Put every line of the records below into a Markdown table with two columns, Row and Line, numbering the rows in order and leaving out any blank lines.

[Rows from a layout dataset]
────
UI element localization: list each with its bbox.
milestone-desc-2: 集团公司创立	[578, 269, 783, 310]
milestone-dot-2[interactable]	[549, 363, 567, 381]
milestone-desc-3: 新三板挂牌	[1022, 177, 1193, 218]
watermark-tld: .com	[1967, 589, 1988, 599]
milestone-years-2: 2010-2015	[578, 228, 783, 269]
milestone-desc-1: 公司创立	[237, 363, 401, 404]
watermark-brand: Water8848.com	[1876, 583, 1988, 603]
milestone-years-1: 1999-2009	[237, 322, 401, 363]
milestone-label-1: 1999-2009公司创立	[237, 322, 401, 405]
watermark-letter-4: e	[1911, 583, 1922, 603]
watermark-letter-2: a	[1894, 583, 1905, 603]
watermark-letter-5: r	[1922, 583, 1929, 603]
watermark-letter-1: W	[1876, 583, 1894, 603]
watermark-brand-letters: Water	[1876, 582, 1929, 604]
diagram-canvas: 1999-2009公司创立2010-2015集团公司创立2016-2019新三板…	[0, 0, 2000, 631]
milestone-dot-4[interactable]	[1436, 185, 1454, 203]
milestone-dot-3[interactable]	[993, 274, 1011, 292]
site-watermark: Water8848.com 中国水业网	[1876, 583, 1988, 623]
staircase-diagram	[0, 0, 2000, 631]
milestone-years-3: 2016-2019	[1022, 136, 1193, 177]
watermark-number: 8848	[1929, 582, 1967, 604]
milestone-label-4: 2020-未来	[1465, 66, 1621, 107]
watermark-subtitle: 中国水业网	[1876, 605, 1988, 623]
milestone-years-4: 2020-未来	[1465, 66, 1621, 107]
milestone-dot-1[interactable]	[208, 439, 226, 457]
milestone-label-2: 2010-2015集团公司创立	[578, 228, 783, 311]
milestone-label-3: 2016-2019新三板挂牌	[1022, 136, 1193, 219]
────
Solution for this task:
| Row | Line |
|---|---|
| 1 | UI element localization: list each with its bbox. |
| 2 | milestone-desc-2: 集团公司创立	[578, 269, 783, 310] |
| 3 | milestone-dot-2[interactable]	[549, 363, 567, 381] |
| 4 | milestone-desc-3: 新三板挂牌	[1022, 177, 1193, 218] |
| 5 | watermark-tld: .com	[1967, 589, 1988, 599] |
| 6 | milestone-years-2: 2010-2015	[578, 228, 783, 269] |
| 7 | milestone-desc-1: 公司创立	[237, 363, 401, 404] |
| 8 | watermark-brand: Water8848.com	[1876, 583, 1988, 603] |
| 9 | milestone-years-1: 1999-2009	[237, 322, 401, 363] |
| 10 | milestone-label-1: 1999-2009公司创立	[237, 322, 401, 405] |
| 11 | watermark-letter-4: e	[1911, 583, 1922, 603] |
| 12 | watermark-letter-2: a	[1894, 583, 1905, 603] |
| 13 | watermark-letter-5: r	[1922, 583, 1929, 603] |
| 14 | watermark-letter-1: W	[1876, 583, 1894, 603] |
| 15 | watermark-brand-letters: Water	[1876, 582, 1929, 604] |
| 16 | diagram-canvas: 1999-2009公司创立2010-2015集团公司创立2016-2019新三板…	[0, 0, 2000, 631] |
| 17 | milestone-dot-4[interactable]	[1436, 185, 1454, 203] |
| 18 | milestone-dot-3[interactable]	[993, 274, 1011, 292] |
| 19 | site-watermark: Water8848.com 中国水业网	[1876, 583, 1988, 623] |
| 20 | staircase-diagram	[0, 0, 2000, 631] |
| 21 | milestone-years-3: 2016-2019	[1022, 136, 1193, 177] |
| 22 | watermark-number: 8848	[1929, 582, 1967, 604] |
| 23 | milestone-label-4: 2020-未来	[1465, 66, 1621, 107] |
| 24 | watermark-subtitle: 中国水业网	[1876, 605, 1988, 623] |
| 25 | milestone-years-4: 2020-未来	[1465, 66, 1621, 107] |
| 26 | milestone-dot-1[interactable]	[208, 439, 226, 457] |
| 27 | milestone-label-2: 2010-2015集团公司创立	[578, 228, 783, 311] |
| 28 | milestone-label-3: 2016-2019新三板挂牌	[1022, 136, 1193, 219] |